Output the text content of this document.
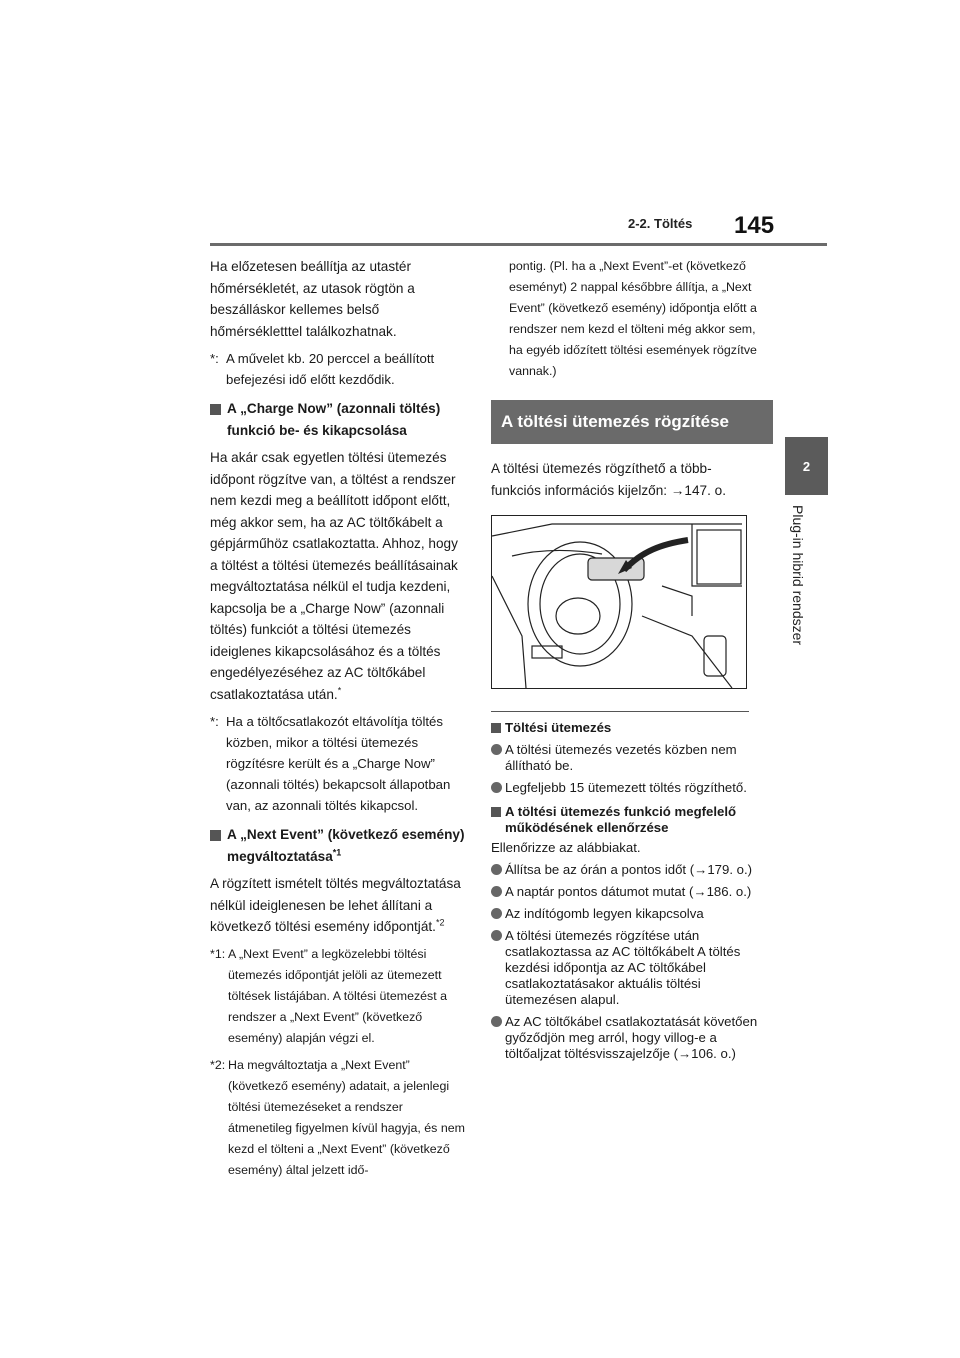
2-2. Töltés 145
2
Plug-in hibrid rendszer

Ha előzetesen beállítja az utastér hőmérsékletét, az utasok rögtön a beszálláskor kellemes belső hőmérsékletttel találkozhatnak.

*: A művelet kb. 20 perccel a beállított befejezési idő előtt kezdődik.
A „Charge Now” (azonnali töltés) funkció be- és kikapcsolása

Ha akár csak egyetlen töltési ütemezés időpont rögzítve van, a töltést a rendszer nem kezdi meg a beállított időpont előtt, még akkor sem, ha az AC töltőkábelt a gépjárműhöz csatlakoztatta. Ahhoz, hogy a töltést a töltési ütemezés beállításainak megváltoztatása nélkül el tudja kezdeni, kapcsolja be a „Charge Now” (azonnali töltés) funkciót a töltési ütemezés ideiglenes kikapcsolásához és a töltés engedélyezéséhez az AC töltőkábel csatlakoztatása után.*

*: Ha a töltőcsatlakozót eltávolítja töltés közben, mikor a töltési ütemezés rögzítésre került és a „Charge Now” (azonnali töltés) bekapcsolt állapotban van, az azonnali töltés kikapcsol.
A „Next Event” (következő esemény) megváltoztatása$^{*1}$

A rögzített ismételt töltés megváltoztatása nélkül ideiglenesen be lehet állítani a következő töltési esemény időpontját.$^{*2}$

*1: A „Next Event” a legközelebbi töltési ütemezés időpontját jelöli az ütemezett töltések listájában. A töltési ütemezést a rendszer a „Next Event” (következő esemény) alapján végzi el.
*2: Ha megváltoztatja a „Next Event” (következő esemény) adatait, a jelenlegi töltési ütemezéseket a rendszer átmenetileg figyelmen kívül hagyja, és nem kezd el tölteni a „Next Event” (következő esemény) által jelzett idő-

pontig. (Pl. ha a „Next Event”-et (következő eseményt) 2 nappal későbbre állítja, a „Next Event” (következő esemény) időpontja előtt a rendszer nem kezd el tölteni még akkor sem, ha egyéb időzített töltési események rögzítve vannak.)

A töltési ütemezés rögzítése

A töltési ütemezés rögzíthető a több-funkciós információs kijelzőn: →147. o.

Töltési ütemezés
A töltési ütemezés vezetés közben nem állítható be.
Legfeljebb 15 ütemezett töltés rögzíthető.
A töltési ütemezés funkció megfelelő működésének ellenőrzése

Ellenőrizze az alábbiakat.

Állítsa be az órán a pontos időt (→179. o.)
A naptár pontos dátumot mutat (→186. o.)
Az indítógomb legyen kikapcsolva
A töltési ütemezés rögzítése után csatlakoztassa az AC töltőkábelt A töltés kezdési időpontja az AC töltőkábel csatlakoztatásakor aktuális töltési ütemezésen alapul.
Az AC töltőkábel csatlakoztatását követően győződjön meg arról, hogy villog-e a töltőaljzat töltésvisszajelzője (→106. o.)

•••••

WHAT YOU HAVE TO DO -
Copy out all the records exactly, excluding pictures.

FULL OUTPUT -
Output the text content of this document.
2-2. Töltés 145
2
Plug-in hibrid rendszer

Ha előzetesen beállítja az utastér hőmérsékletét, az utasok rögtön a beszálláskor kellemes belső hőmérsékletttel találkozhatnak.

*: A művelet kb. 20 perccel a beállított befejezési idő előtt kezdődik.
A „Charge Now” (azonnali töltés) funkció be- és kikapcsolása

Ha akár csak egyetlen töltési ütemezés időpont rögzítve van, a töltést a rendszer nem kezdi meg a beállított időpont előtt, még akkor sem, ha az AC töltőkábelt a gépjárműhöz csatlakoztatta. Ahhoz, hogy a töltést a töltési ütemezés beállításainak megváltoztatása nélkül el tudja kezdeni, kapcsolja be a „Charge Now” (azonnali töltés) funkciót a töltési ütemezés ideiglenes kikapcsolásához és a töltés engedélyezéséhez az AC töltőkábel csatlakoztatása után.*

*: Ha a töltőcsatlakozót eltávolítja töltés közben, mikor a töltési ütemezés rögzítésre került és a „Charge Now” (azonnali töltés) bekapcsolt állapotban van, az azonnali töltés kikapcsol.
A „Next Event” (következő esemény) megváltoztatása$^{*1}$

A rögzített ismételt töltés megváltoztatása nélkül ideiglenesen be lehet állítani a következő töltési esemény időpontját.$^{*2}$

*1: A „Next Event” a legközelebbi töltési ütemezés időpontját jelöli az ütemezett töltések listájában. A töltési ütemezést a rendszer a „Next Event” (következő esemény) alapján végzi el.
*2: Ha megváltoztatja a „Next Event” (következő esemény) adatait, a jelenlegi töltési ütemezéseket a rendszer átmenetileg figyelmen kívül hagyja, és nem kezd el tölteni a „Next Event” (következő esemény) által jelzett idő-

pontig. (Pl. ha a „Next Event”-et (következő eseményt) 2 nappal későbbre állítja, a „Next Event” (következő esemény) időpontja előtt a rendszer nem kezd el tölteni még akkor sem, ha egyéb időzített töltési események rögzítve vannak.)

A töltési ütemezés rögzítése

A töltési ütemezés rögzíthető a több-funkciós információs kijelzőn: →147. o.

Töltési ütemezés
A töltési ütemezés vezetés közben nem állítható be.
Legfeljebb 15 ütemezett töltés rögzíthető.
A töltési ütemezés funkció megfelelő működésének ellenőrzése

Ellenőrizze az alábbiakat.

Állítsa be az órán a pontos időt (→179. o.)
A naptár pontos dátumot mutat (→186. o.)
Az indítógomb legyen kikapcsolva
A töltési ütemezés rögzítése után csatlakoztassa az AC töltőkábelt A töltés kezdési időpontja az AC töltőkábel csatlakoztatásakor aktuális töltési ütemezésen alapul.
Az AC töltőkábel csatlakoztatását követően győződjön meg arról, hogy villog-e a töltőaljzat töltésvisszajelzője (→106. o.)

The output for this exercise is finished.